◆ 练习任务 1: 根据这段关于faiss的摘录，哪个安装版本目前不适用于Windows系统？
◆ 练习任务 2: 从这段关于faiss的摘录中引用原文，从“pip install faiss-gpu”开始，一直到“index_ip = faiss.IndexFlatIP(dim)”为止。

◆ 阅读摘录:
- - - -

1. 简介

faiss是一种ann（Approximate Nearest Neighbor）库，可以用于特征的入库，检索。

不仅可以在cpu上使用，还可以利用GPU进行检索，提高检索的速度。

具体可以参考：https://github.com/facebookresearch/faiss

2. 安装

cpu版本，适用于各个系统

pip install faiss-cpu

cpu + gpu版本，目前不适用于windows系统

pip install faiss-gpu

3. 示例

新建索引

import faiss

# 传入特征维度
dim = 2048

# IndexFlatIP表示利用内积来比较特征的相似度
# 这里一般会让提取的特征进行L2归一化，那么内积就等于余弦相似度
index_ip = faiss.IndexFlatIP(dim)

# IndexFlatL2表示利用L2距离来比较特征的相似度
index_l2 = faiss.IndexFlatL2(dim)

添加特征入库

import numpy as np

# 新建一个特征，维度为2048，shape为(1, 2048)

- - - -

◆ 所给信息:
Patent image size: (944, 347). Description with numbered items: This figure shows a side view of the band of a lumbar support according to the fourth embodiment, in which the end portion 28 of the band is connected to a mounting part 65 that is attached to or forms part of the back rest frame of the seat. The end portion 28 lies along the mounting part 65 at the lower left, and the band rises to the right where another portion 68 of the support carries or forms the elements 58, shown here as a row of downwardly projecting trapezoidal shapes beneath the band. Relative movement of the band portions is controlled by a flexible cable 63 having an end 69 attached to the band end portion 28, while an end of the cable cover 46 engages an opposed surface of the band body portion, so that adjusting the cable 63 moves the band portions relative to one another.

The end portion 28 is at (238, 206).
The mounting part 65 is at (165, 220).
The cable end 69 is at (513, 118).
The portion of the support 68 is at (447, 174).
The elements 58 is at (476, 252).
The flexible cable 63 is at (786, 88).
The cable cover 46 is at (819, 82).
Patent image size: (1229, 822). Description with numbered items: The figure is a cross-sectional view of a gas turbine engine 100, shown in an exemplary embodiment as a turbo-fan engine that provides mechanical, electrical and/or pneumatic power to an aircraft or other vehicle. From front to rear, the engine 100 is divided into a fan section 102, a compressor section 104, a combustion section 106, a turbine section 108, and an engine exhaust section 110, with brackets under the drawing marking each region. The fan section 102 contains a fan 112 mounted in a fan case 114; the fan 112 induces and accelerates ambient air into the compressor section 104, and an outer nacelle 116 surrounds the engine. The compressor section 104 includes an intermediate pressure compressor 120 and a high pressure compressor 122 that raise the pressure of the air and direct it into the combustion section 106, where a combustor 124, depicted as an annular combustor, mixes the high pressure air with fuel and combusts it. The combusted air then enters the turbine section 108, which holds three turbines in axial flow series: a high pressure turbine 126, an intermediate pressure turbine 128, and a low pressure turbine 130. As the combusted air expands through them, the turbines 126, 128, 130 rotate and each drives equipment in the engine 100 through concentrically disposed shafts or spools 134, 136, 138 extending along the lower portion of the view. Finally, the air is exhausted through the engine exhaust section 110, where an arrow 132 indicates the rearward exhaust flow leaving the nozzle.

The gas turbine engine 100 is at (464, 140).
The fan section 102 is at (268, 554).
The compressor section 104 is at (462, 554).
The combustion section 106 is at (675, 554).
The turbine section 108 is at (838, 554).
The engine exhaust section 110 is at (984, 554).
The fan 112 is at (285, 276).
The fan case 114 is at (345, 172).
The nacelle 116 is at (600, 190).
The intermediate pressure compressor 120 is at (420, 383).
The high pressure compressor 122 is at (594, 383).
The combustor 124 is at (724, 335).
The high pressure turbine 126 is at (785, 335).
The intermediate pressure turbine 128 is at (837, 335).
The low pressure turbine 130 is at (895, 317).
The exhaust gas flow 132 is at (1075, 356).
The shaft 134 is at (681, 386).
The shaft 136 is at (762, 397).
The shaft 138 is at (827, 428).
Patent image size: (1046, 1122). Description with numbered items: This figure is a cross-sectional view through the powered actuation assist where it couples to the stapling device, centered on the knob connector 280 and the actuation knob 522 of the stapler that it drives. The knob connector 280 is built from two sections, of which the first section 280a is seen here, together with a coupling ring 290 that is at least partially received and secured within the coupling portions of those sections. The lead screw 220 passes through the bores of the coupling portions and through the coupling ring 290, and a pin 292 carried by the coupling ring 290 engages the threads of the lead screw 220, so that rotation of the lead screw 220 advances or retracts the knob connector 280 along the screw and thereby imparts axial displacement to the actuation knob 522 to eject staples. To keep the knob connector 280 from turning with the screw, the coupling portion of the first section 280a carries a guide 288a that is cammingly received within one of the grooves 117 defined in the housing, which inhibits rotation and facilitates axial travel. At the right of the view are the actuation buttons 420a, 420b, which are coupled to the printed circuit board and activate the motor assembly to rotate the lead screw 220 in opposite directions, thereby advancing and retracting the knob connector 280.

- - - -

◆ 参考解答 1: cpu + gpu版本，也就是用 pip install faiss-gpu 安装的版本。

◆ 参考解答 2:
pip install faiss-gpu

3. 示例

新建索引

import faiss

# 传入特征维度
dim = 2048

# IndexFlatIP表示利用内积来比较特征的相似度
# 这里一般会让提取的特征进行L2归一化，那么内积就等于余弦相似度
index_ip = faiss.IndexFlatIP(dim)